Goal of the exercise
Isolate every line in the data with the string "into" and copy it.

Records provided
>> start
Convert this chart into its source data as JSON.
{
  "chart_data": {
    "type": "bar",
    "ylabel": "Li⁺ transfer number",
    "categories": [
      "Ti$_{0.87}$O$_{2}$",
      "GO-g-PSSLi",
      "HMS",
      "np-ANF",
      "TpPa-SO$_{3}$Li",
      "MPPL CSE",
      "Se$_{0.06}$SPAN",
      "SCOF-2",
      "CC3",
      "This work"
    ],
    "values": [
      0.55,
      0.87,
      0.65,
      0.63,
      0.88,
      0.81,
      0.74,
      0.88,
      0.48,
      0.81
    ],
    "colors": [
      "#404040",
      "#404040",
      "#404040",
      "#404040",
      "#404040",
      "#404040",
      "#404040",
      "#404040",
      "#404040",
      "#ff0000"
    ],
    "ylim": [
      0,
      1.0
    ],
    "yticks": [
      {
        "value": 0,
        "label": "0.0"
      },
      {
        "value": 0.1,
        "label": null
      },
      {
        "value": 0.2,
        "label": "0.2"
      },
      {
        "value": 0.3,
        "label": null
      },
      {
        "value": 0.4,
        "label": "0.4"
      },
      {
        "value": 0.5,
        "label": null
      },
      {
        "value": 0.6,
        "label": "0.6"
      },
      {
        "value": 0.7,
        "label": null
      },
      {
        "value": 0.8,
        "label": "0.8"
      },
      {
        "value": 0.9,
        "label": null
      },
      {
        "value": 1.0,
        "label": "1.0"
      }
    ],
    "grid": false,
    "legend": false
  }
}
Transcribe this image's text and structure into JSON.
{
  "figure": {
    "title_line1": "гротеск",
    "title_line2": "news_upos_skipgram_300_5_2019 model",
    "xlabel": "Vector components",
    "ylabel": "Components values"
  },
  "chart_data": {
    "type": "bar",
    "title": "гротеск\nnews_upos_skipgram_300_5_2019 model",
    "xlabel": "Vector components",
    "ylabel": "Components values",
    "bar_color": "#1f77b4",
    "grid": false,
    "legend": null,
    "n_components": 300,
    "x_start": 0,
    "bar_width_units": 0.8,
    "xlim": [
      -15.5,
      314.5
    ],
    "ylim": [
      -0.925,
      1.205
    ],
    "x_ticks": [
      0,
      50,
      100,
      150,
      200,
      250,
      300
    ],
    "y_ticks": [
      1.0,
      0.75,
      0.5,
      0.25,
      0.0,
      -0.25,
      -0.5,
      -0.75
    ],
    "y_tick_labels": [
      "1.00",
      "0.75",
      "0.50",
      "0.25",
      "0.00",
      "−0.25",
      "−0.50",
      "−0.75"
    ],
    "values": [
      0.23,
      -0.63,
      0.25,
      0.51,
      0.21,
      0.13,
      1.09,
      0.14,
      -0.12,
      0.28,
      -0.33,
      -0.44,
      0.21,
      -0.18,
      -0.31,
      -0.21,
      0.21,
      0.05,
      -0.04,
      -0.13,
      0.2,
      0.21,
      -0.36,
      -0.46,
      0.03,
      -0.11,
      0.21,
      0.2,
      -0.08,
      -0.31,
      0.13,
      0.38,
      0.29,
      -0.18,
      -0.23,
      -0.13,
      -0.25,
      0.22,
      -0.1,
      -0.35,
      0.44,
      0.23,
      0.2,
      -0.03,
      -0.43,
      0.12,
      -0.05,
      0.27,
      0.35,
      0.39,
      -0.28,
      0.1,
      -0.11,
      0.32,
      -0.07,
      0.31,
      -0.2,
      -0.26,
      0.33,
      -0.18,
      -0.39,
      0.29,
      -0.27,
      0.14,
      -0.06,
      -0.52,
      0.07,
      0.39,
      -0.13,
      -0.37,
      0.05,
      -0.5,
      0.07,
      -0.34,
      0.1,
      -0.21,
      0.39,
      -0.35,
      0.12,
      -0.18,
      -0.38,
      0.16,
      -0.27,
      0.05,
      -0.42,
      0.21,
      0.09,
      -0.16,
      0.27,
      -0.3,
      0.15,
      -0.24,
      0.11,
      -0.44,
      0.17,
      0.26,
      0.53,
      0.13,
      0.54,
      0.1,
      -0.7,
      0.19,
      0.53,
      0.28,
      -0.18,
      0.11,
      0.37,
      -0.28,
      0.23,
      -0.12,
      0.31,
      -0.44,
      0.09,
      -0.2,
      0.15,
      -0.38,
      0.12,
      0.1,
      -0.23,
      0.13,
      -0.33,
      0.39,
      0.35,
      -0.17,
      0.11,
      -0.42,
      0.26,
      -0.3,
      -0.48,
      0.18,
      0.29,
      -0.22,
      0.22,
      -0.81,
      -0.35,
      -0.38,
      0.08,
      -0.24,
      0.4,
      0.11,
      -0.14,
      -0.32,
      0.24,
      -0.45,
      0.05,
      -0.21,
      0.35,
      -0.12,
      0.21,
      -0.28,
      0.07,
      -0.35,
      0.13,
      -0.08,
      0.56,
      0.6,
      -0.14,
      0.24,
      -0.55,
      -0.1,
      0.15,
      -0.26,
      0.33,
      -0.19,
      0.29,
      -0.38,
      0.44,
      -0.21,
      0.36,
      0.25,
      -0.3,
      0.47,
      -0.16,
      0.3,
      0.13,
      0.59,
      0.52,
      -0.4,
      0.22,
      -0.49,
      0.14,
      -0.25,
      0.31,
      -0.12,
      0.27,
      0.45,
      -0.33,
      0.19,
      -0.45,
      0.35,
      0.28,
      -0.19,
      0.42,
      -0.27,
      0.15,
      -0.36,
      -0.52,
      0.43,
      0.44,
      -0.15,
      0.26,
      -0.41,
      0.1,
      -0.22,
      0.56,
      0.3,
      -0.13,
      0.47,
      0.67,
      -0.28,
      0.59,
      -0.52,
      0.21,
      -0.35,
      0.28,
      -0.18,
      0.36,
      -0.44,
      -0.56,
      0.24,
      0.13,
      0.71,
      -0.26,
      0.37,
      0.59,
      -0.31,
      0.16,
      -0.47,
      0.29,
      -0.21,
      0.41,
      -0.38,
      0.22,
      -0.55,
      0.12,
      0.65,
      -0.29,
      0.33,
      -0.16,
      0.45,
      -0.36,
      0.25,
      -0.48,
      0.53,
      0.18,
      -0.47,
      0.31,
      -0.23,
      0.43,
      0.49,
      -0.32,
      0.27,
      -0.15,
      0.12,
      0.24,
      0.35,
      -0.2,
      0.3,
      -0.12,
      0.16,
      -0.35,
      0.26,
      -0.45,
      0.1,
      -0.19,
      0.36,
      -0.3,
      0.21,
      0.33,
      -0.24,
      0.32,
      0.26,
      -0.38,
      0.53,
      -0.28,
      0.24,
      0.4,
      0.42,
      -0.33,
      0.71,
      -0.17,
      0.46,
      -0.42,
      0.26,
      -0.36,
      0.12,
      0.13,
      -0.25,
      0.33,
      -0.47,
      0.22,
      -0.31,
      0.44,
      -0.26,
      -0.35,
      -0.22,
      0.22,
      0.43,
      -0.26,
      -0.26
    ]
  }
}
>> end
Output of the task
Convert this chart into its source data as JSON.
Transcribe this image's text and structure into JSON.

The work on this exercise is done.